Exercise requirements: Provide only the number of lines in the listing that contain the string "median".

[Stored items]

==============================

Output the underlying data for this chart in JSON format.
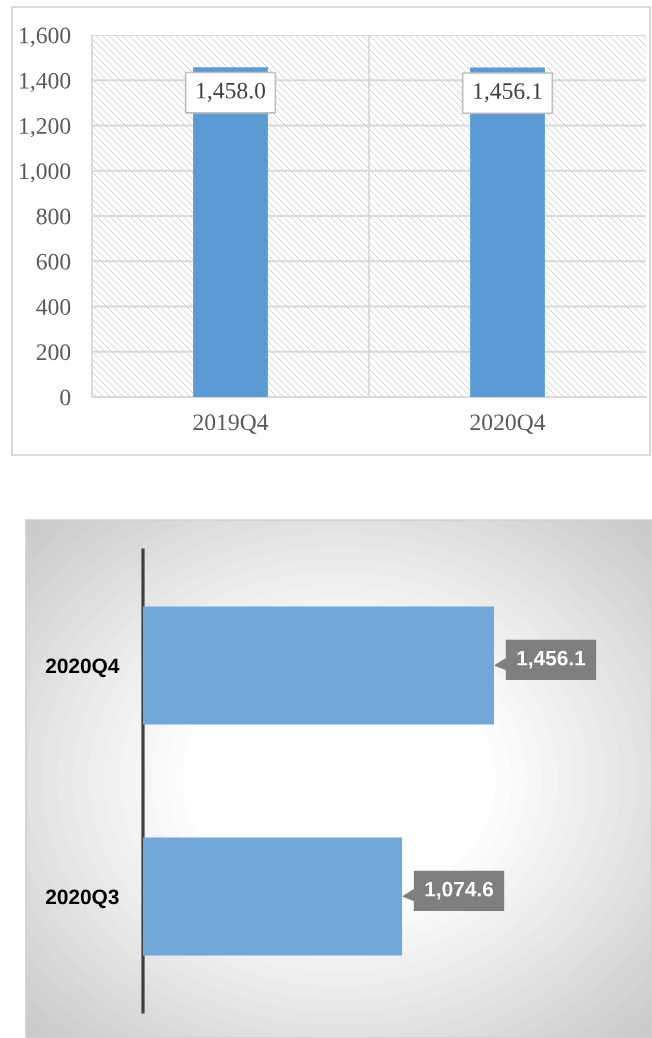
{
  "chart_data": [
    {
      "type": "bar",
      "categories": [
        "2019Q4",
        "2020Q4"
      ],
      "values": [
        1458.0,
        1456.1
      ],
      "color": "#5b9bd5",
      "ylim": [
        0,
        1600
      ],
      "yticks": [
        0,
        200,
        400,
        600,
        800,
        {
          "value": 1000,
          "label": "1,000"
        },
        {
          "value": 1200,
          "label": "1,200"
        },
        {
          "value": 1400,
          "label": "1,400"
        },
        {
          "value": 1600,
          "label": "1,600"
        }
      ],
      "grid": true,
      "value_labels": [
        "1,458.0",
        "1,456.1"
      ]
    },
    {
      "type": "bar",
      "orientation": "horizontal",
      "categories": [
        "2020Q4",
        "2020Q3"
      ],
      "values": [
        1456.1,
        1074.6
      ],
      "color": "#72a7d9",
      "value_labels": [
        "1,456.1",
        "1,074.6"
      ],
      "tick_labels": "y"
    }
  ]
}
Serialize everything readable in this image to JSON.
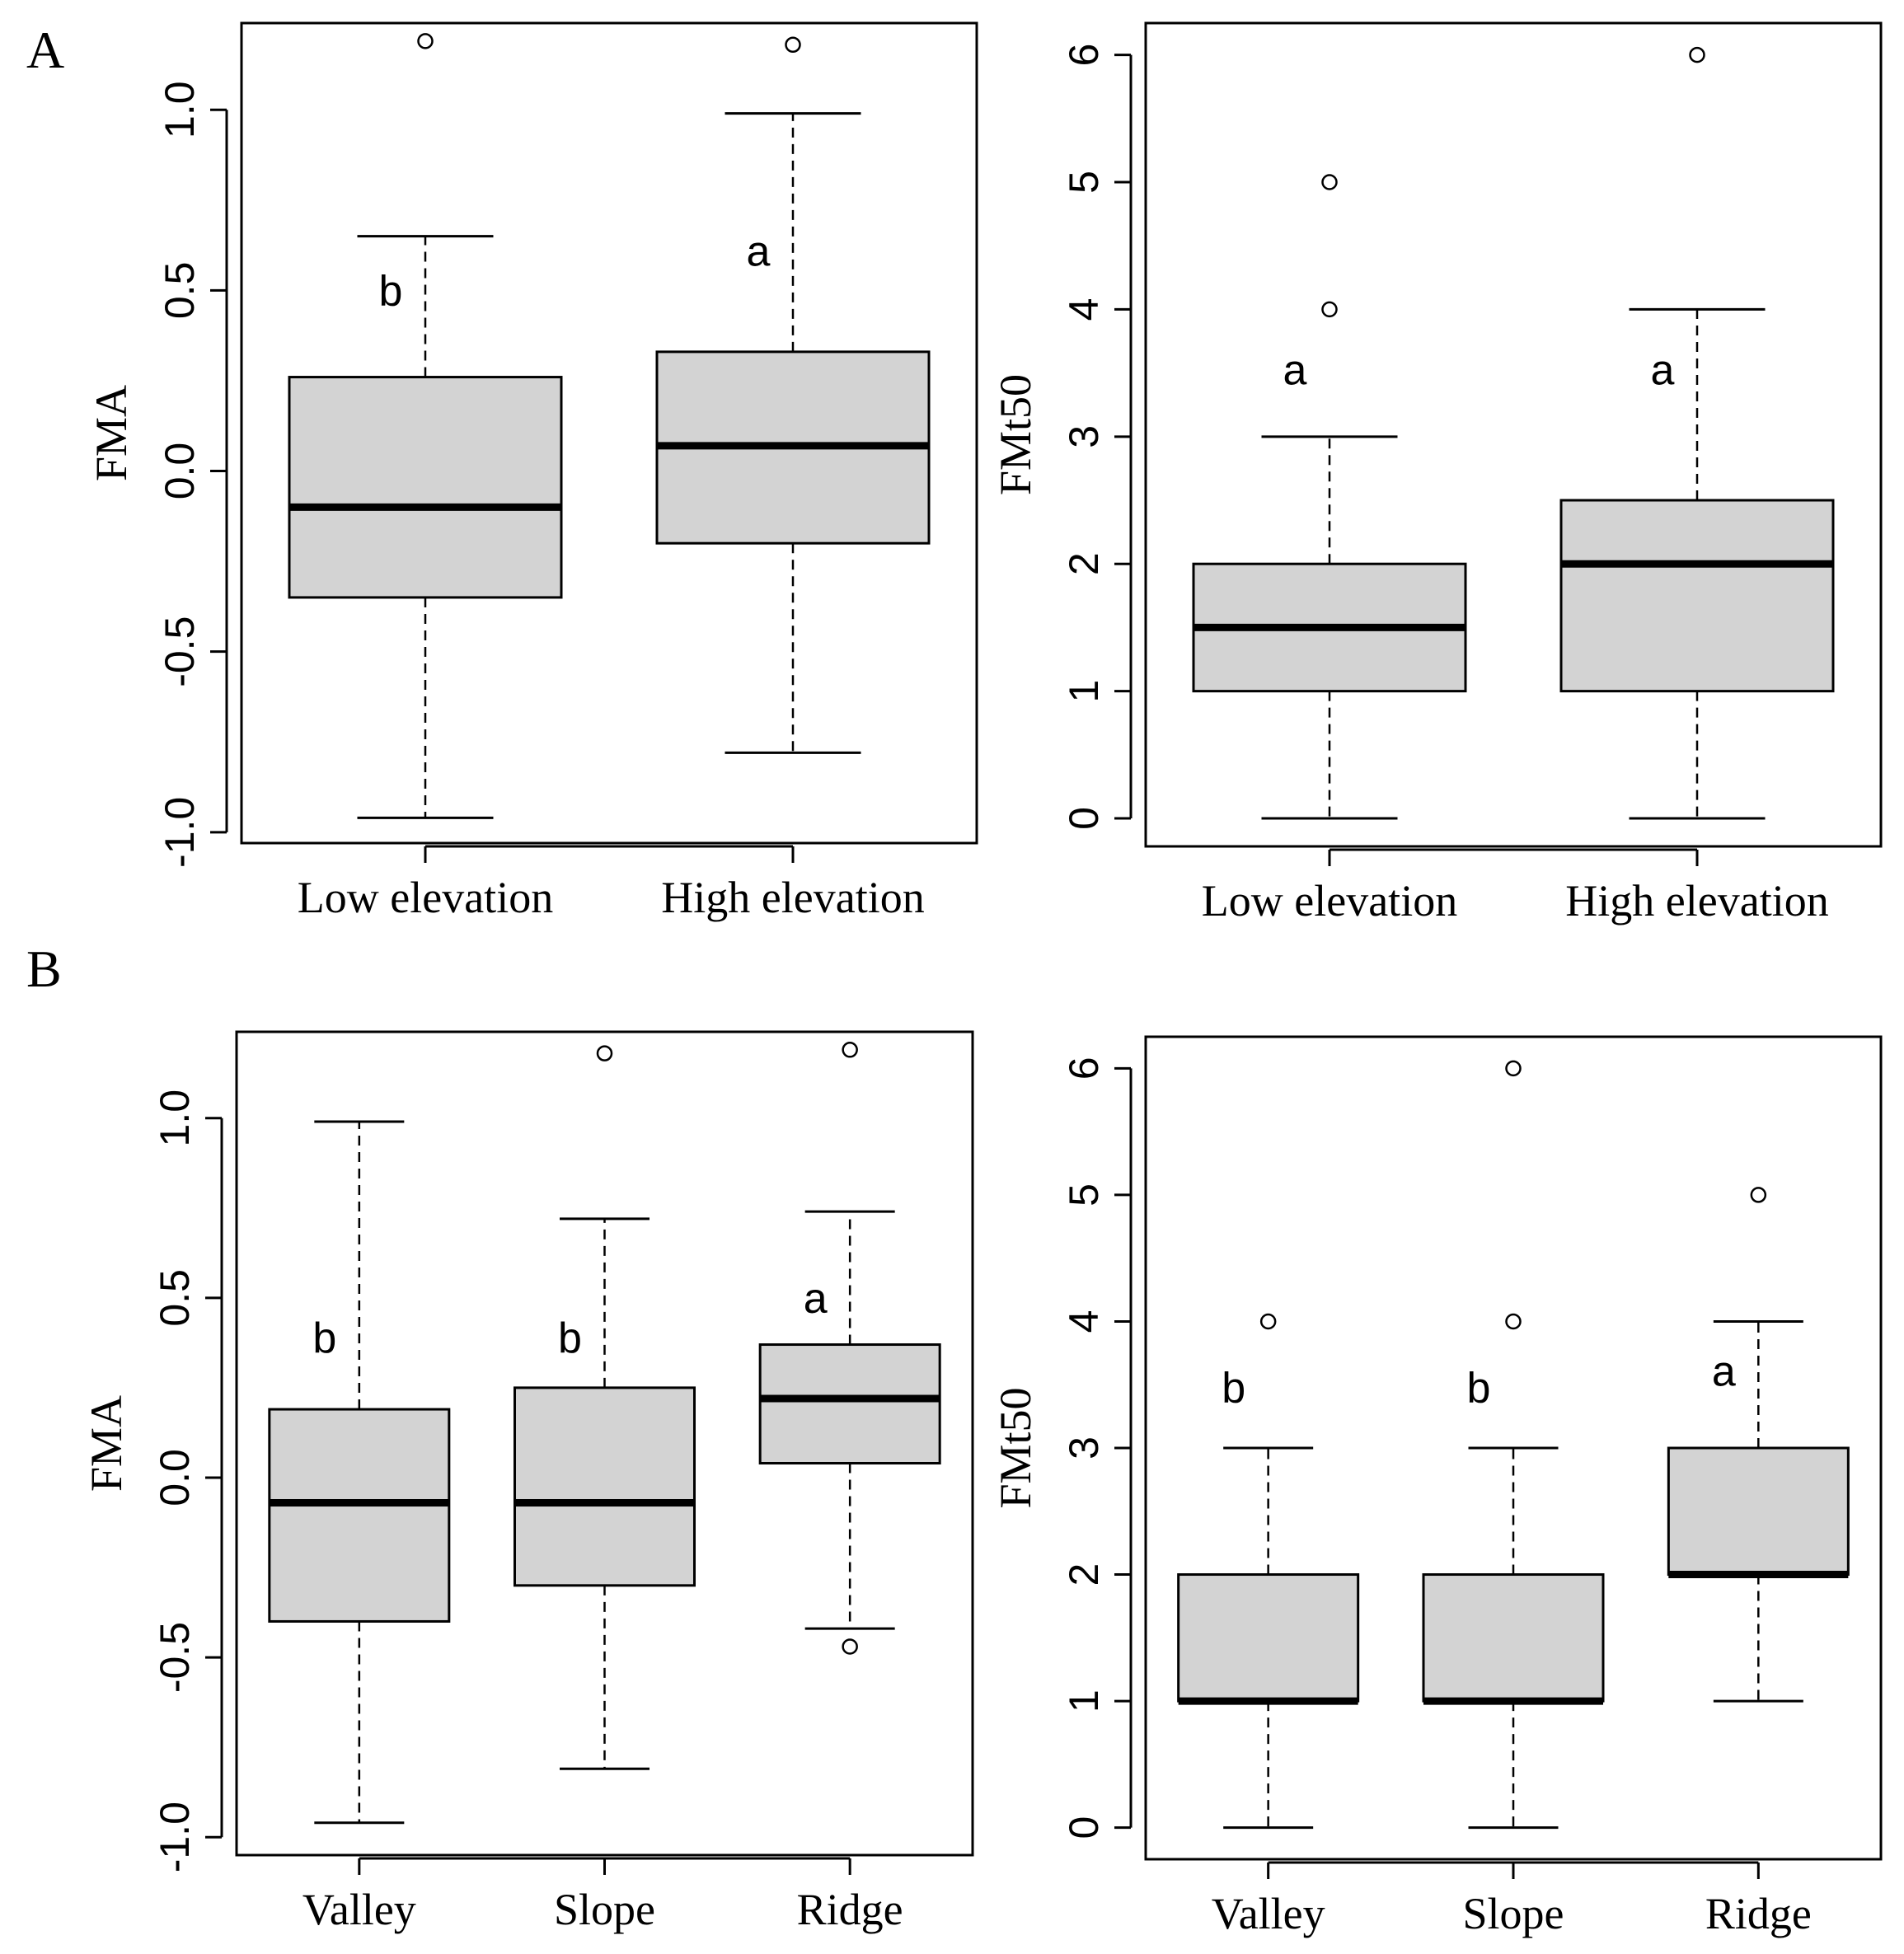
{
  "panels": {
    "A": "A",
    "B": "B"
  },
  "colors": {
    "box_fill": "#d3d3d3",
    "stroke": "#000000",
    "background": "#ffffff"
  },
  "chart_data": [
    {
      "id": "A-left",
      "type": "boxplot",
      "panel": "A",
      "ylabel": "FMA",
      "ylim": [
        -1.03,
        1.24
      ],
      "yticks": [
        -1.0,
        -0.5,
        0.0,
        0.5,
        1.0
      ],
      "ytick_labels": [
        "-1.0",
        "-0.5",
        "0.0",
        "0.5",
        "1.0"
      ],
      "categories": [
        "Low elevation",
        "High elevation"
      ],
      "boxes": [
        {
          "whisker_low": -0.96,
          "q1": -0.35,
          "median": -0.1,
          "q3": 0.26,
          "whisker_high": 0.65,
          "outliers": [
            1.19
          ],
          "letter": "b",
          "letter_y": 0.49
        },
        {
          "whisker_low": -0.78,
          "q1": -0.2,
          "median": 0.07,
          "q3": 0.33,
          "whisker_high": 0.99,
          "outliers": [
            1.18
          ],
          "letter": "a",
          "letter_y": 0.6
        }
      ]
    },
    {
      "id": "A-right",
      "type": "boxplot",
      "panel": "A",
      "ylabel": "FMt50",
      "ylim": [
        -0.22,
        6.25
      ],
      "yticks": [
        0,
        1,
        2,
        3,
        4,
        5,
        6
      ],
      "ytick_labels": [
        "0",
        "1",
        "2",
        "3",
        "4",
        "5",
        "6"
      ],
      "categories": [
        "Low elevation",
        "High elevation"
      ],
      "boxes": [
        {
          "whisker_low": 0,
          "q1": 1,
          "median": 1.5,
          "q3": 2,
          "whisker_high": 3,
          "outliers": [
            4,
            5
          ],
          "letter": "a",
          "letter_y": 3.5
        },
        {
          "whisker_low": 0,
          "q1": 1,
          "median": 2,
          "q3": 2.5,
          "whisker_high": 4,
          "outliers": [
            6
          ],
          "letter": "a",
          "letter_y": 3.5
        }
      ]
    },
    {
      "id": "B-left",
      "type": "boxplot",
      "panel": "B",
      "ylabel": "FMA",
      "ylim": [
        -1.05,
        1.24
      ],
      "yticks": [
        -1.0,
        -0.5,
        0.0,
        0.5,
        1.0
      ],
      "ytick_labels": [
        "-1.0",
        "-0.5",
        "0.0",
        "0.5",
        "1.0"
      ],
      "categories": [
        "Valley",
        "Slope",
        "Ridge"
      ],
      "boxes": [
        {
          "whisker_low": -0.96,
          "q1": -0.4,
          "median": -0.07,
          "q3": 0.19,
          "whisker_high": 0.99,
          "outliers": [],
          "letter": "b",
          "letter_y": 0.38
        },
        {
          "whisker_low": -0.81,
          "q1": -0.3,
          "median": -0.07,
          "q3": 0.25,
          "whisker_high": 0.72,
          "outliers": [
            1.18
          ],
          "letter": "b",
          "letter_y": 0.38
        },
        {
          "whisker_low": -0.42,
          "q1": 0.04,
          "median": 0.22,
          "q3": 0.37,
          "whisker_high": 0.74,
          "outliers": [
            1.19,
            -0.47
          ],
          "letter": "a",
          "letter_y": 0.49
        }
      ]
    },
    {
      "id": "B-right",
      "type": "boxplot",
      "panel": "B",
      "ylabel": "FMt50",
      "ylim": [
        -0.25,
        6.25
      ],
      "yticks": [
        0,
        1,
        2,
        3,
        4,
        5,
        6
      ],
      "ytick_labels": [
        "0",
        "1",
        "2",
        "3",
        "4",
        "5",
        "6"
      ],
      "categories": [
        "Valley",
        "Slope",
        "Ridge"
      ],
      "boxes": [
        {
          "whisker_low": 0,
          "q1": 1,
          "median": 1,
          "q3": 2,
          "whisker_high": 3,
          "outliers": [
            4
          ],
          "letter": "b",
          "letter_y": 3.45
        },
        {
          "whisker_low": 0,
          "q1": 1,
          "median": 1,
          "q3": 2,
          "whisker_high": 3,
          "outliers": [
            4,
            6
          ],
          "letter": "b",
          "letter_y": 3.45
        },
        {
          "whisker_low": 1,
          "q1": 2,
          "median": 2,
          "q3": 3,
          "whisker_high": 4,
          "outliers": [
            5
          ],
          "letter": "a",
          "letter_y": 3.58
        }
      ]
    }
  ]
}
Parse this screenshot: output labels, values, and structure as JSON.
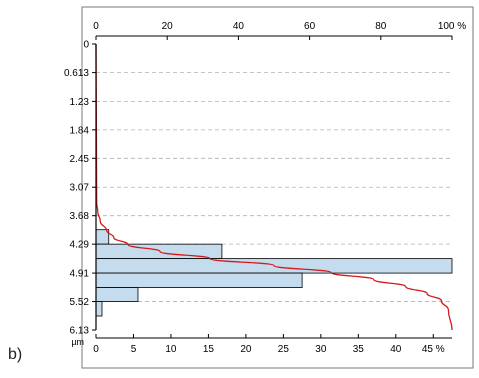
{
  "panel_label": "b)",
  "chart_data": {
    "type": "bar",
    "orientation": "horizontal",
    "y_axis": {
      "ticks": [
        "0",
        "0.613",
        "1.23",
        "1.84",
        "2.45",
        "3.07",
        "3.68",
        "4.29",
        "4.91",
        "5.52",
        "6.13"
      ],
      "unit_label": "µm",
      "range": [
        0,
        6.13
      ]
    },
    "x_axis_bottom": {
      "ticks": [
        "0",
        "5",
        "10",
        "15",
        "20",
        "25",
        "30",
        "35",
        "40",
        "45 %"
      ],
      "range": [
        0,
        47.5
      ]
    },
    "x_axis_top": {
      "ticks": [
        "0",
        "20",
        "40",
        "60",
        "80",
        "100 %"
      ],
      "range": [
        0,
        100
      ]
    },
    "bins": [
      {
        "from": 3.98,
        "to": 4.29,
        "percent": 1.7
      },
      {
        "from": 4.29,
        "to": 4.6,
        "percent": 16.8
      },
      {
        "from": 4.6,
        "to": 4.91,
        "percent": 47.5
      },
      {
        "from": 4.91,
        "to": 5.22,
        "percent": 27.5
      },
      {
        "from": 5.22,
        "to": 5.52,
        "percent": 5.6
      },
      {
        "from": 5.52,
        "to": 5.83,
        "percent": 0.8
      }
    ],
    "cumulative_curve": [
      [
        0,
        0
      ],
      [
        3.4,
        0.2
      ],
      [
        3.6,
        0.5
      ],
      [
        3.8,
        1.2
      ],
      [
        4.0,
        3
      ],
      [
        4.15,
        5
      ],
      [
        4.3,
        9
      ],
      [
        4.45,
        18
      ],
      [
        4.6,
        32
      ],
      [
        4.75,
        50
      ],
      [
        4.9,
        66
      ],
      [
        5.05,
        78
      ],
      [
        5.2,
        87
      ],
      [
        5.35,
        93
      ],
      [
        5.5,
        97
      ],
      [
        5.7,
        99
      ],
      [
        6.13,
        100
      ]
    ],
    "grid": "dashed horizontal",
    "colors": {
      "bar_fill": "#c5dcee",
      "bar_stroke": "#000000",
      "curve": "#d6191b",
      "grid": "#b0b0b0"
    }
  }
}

==============================

Solution below: 10